Consegne:
(1) Nel testo di partenza, quale Paese viene nominato come esempio di Paese la cui stabilità può essere influenzata?
(2) Riporta ogni riga dell'elenco che contiene la stringa "に関する調査", tenendo conto di maiuscole e minuscole.

Testo di partenza:

Il lavoro di riforma delle dogane intrapreso dalla Cina per armonizzare
e velocizzare le procedure con i Paesi della regione è un segnale della
tendenza in atto. L’obiettivo è quello di dinamizzare i flussi commerciali,
estendendo lo sviluppo e distribuendo la ricchezza su tutta la regione. A tal
fine altri Paesi della regione hanno intrapreso la creazione delle ZES per
l’attrazione d’investimenti esteri10. Questo è uno degli obiettivi
che Pechino intende raggiungere e che considera una condizione essenziale per
la stabilità della regione. Lo Xinjiang è dunque strategico, non solo per la
Cina, ma anche per la realizzazione di una realtà geoeconomica in Asia centrale
che possa generare una condizione di sicurezza per la regione, influenzando la
stessa stabilità di Paesi quali l’Afghanistan.

Elenco da esaminare:
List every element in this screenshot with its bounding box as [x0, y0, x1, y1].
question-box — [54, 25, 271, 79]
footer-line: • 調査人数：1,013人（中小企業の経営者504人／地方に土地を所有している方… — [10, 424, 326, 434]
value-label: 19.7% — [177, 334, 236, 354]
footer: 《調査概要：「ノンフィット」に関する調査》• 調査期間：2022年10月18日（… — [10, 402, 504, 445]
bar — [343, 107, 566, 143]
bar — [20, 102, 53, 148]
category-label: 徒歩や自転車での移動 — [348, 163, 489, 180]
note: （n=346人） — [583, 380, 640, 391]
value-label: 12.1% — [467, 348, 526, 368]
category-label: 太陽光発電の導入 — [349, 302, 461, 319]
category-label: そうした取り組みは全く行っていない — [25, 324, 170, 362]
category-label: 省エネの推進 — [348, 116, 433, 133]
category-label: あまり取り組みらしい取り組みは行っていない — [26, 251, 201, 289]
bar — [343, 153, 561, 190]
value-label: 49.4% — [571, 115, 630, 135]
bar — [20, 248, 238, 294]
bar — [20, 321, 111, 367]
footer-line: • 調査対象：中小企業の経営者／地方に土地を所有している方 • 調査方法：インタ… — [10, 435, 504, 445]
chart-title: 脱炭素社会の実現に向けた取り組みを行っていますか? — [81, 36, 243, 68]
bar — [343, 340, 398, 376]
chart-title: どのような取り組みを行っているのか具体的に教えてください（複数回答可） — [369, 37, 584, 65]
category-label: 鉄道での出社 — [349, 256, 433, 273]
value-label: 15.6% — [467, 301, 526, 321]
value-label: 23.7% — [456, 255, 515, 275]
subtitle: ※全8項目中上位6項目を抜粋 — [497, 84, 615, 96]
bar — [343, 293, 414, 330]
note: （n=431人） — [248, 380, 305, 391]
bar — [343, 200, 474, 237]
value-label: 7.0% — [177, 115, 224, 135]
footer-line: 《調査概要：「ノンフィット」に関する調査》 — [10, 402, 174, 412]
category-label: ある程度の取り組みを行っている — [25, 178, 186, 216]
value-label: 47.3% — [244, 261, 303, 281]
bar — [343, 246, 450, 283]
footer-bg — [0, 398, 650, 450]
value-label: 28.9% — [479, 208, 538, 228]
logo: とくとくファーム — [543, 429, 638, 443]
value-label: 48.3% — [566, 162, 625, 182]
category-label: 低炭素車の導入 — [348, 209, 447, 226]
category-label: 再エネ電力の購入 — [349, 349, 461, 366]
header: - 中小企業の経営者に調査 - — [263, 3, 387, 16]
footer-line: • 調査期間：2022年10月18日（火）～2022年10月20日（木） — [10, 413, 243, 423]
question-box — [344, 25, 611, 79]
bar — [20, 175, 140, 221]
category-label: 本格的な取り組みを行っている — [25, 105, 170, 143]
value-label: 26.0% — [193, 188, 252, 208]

Risposte alle consegne:
(1) L'Afghanistan.

(2)
footer: 《調査概要：「ノンフィット」に関する調査》• 調査期間：2022年10月18日（… — [10, 402, 504, 445]
footer-line: 《調査概要：「ノンフィット」に関する調査》 — [10, 402, 174, 412]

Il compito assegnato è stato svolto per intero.